- **DATA EXTRACTS**
*** Begin section ***
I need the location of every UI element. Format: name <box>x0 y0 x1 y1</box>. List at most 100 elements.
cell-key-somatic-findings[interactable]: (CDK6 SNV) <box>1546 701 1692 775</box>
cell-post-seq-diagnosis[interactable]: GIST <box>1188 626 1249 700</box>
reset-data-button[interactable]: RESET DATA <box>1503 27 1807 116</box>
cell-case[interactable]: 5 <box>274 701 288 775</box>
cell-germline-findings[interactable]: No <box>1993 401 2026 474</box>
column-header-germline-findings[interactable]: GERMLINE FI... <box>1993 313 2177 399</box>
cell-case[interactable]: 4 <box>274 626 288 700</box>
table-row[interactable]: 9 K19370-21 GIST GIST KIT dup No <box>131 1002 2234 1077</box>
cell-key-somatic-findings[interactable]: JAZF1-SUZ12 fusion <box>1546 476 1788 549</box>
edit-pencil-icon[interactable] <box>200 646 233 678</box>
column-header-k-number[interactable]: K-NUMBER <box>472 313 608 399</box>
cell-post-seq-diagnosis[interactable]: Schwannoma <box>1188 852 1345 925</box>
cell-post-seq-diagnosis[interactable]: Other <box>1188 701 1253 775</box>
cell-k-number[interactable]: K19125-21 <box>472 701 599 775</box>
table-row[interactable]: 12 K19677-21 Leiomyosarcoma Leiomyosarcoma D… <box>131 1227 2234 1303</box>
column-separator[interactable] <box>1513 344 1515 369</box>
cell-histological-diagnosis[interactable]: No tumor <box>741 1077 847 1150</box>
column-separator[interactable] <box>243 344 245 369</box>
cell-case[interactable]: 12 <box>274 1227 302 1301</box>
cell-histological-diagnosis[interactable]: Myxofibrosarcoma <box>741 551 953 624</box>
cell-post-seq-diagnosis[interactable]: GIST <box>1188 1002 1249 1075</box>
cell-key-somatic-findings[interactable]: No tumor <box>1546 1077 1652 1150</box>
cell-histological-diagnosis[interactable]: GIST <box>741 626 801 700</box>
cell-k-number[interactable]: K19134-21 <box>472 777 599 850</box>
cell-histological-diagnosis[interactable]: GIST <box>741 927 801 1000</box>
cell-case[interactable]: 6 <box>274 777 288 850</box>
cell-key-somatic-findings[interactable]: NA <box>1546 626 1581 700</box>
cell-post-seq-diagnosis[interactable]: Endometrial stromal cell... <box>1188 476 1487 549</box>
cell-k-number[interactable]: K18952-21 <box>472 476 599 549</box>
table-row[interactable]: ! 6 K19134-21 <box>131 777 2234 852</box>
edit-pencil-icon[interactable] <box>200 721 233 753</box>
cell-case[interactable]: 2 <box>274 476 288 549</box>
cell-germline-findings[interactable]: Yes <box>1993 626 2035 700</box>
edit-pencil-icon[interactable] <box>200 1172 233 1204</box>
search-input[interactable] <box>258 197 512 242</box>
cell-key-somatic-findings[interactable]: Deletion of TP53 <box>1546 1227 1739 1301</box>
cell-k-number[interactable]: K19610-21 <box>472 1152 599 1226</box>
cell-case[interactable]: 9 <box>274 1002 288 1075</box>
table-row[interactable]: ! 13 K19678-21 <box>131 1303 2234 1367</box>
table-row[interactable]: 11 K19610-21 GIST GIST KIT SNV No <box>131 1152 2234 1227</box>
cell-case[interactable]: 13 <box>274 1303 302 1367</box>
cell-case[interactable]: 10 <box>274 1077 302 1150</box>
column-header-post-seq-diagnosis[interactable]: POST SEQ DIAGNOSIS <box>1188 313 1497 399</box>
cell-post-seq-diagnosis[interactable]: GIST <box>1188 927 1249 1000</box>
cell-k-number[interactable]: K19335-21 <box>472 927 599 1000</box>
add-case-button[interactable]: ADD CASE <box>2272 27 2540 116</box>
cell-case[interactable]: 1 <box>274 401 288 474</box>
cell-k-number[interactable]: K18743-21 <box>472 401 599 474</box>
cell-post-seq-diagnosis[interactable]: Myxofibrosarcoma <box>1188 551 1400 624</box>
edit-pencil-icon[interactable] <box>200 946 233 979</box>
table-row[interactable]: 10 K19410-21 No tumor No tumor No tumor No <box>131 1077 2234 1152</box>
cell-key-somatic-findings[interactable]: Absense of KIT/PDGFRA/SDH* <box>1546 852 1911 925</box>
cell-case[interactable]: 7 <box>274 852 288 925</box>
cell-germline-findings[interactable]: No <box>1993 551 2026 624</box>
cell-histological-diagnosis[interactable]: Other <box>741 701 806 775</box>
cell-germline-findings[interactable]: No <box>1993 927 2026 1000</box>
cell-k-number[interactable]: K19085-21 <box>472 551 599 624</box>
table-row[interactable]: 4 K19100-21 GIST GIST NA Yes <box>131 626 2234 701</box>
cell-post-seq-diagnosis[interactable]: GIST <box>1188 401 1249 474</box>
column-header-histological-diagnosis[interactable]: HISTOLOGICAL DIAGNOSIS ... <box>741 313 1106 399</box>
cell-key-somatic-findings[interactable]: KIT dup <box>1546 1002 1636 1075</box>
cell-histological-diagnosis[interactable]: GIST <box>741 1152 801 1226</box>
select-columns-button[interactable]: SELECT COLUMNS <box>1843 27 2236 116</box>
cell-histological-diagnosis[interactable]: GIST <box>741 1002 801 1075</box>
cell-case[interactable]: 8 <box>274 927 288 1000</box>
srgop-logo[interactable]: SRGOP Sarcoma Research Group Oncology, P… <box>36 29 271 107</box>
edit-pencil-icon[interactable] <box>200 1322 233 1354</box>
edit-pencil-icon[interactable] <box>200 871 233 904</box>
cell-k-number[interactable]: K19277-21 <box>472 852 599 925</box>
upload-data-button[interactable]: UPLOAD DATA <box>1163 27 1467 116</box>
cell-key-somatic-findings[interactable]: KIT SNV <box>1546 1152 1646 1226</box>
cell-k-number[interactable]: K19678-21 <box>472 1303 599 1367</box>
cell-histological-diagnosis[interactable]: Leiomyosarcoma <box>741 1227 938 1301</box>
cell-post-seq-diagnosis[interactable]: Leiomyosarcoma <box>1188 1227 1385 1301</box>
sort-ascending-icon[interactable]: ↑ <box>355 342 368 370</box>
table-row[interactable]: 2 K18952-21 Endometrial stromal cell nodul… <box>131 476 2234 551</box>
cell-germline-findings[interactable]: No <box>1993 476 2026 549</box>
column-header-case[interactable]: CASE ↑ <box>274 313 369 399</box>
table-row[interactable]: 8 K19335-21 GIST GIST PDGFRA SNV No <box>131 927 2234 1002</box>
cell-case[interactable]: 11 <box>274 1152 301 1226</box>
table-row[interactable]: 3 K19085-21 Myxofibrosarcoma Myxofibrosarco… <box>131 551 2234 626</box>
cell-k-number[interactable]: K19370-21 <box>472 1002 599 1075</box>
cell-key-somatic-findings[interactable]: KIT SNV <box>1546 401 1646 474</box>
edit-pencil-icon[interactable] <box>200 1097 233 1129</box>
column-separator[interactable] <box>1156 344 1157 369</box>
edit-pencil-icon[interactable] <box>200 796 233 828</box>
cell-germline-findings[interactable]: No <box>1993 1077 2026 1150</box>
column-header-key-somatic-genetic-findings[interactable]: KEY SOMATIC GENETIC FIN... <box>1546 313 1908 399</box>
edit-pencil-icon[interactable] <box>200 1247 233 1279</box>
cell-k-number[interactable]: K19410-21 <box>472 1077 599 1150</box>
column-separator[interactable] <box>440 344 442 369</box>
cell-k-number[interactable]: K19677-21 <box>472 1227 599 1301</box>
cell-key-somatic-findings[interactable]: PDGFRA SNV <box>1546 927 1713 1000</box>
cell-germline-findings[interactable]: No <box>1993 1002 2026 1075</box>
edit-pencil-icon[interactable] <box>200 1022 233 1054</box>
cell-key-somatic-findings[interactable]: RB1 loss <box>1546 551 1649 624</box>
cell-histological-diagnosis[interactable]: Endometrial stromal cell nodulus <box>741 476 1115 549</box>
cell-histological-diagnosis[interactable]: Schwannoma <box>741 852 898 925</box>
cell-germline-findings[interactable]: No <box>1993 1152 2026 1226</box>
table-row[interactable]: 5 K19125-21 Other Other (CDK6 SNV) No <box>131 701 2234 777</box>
*** End section ***
For this exercise, return every line from the data that holds the string "Schwannoma".

- **YOUR RESPONSE**
cell-post-seq-diagnosis[interactable]: Schwannoma <box>1188 852 1345 925</box>
cell-histological-diagnosis[interactable]: Schwannoma <box>741 852 898 925</box>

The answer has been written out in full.